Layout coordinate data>
— BEGIN —

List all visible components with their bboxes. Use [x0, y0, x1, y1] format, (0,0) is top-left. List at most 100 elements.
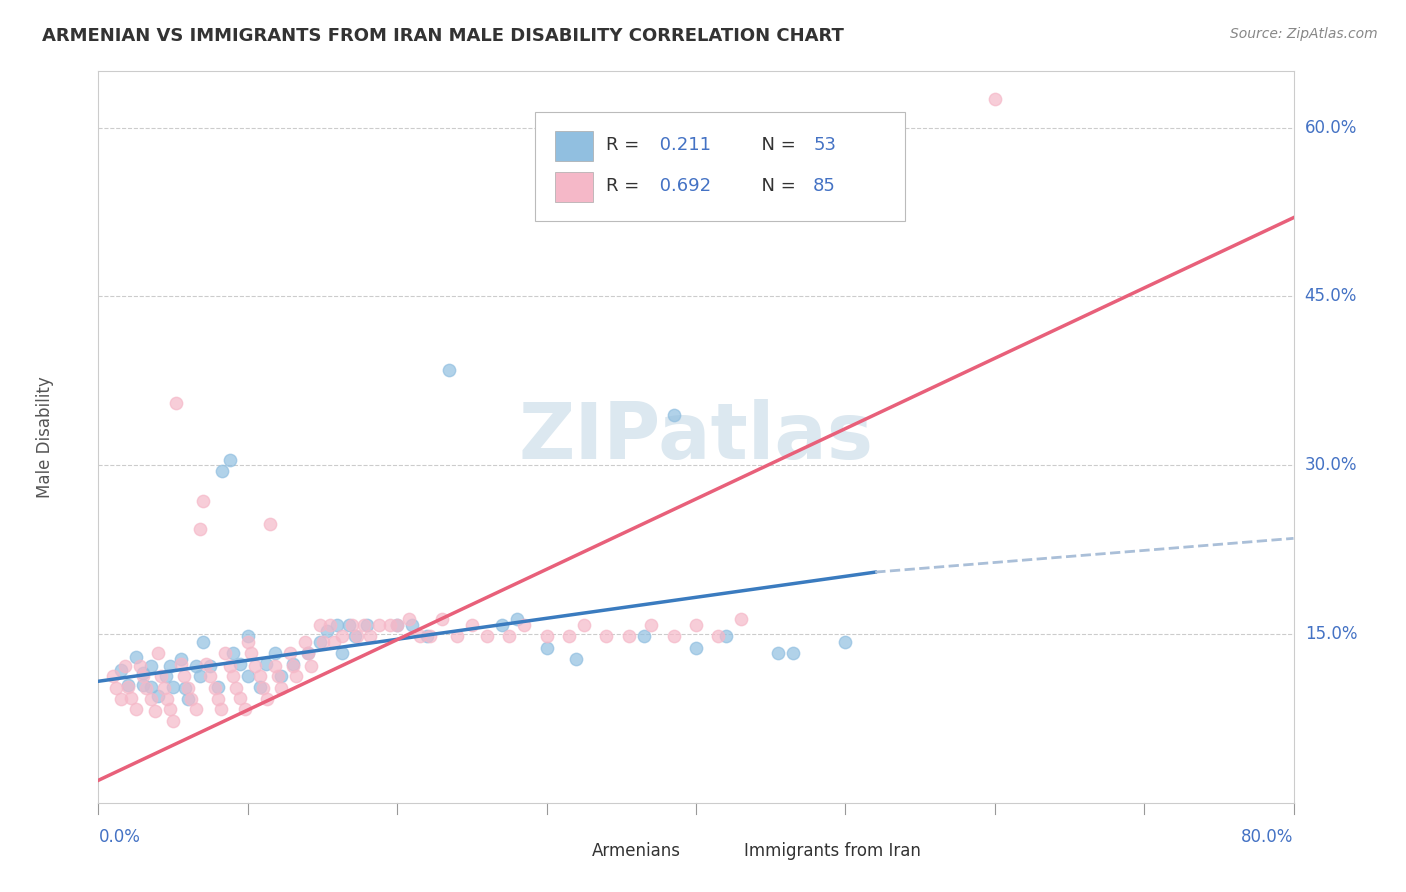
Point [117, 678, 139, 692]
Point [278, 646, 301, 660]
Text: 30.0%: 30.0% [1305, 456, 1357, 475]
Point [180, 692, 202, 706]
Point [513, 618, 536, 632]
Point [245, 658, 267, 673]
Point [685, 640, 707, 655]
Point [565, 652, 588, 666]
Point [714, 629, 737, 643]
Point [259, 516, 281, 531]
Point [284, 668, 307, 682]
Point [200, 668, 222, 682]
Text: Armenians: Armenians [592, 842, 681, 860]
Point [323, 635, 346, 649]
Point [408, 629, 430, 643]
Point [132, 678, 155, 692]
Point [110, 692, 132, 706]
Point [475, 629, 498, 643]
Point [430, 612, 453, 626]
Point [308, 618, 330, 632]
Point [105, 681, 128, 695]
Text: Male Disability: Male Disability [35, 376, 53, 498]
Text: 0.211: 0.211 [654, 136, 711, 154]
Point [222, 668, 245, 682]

— END —

PROBLEM STATEMENT> Copy all of the material above word for word, leaving out the pictures.

TASK SOLUTION>
List all visible components with their bboxes. Use [x0, y0, x1, y1] format, (0,0) is top-left. List at most 100 elements.
Point [117, 678, 139, 692]
Point [278, 646, 301, 660]
Text: 30.0%: 30.0% [1305, 456, 1357, 475]
Point [180, 692, 202, 706]
Point [513, 618, 536, 632]
Point [245, 658, 267, 673]
Point [685, 640, 707, 655]
Point [565, 652, 588, 666]
Point [714, 629, 737, 643]
Point [259, 516, 281, 531]
Point [284, 668, 307, 682]
Point [200, 668, 222, 682]
Text: Armenians: Armenians [592, 842, 681, 860]
Point [323, 635, 346, 649]
Point [408, 629, 430, 643]
Point [132, 678, 155, 692]
Point [110, 692, 132, 706]
Point [475, 629, 498, 643]
Point [430, 612, 453, 626]
Point [308, 618, 330, 632]
Point [105, 681, 128, 695]
Text: Male Disability: Male Disability [35, 376, 53, 498]
Text: 0.211: 0.211 [654, 136, 711, 154]
Point [222, 668, 245, 682]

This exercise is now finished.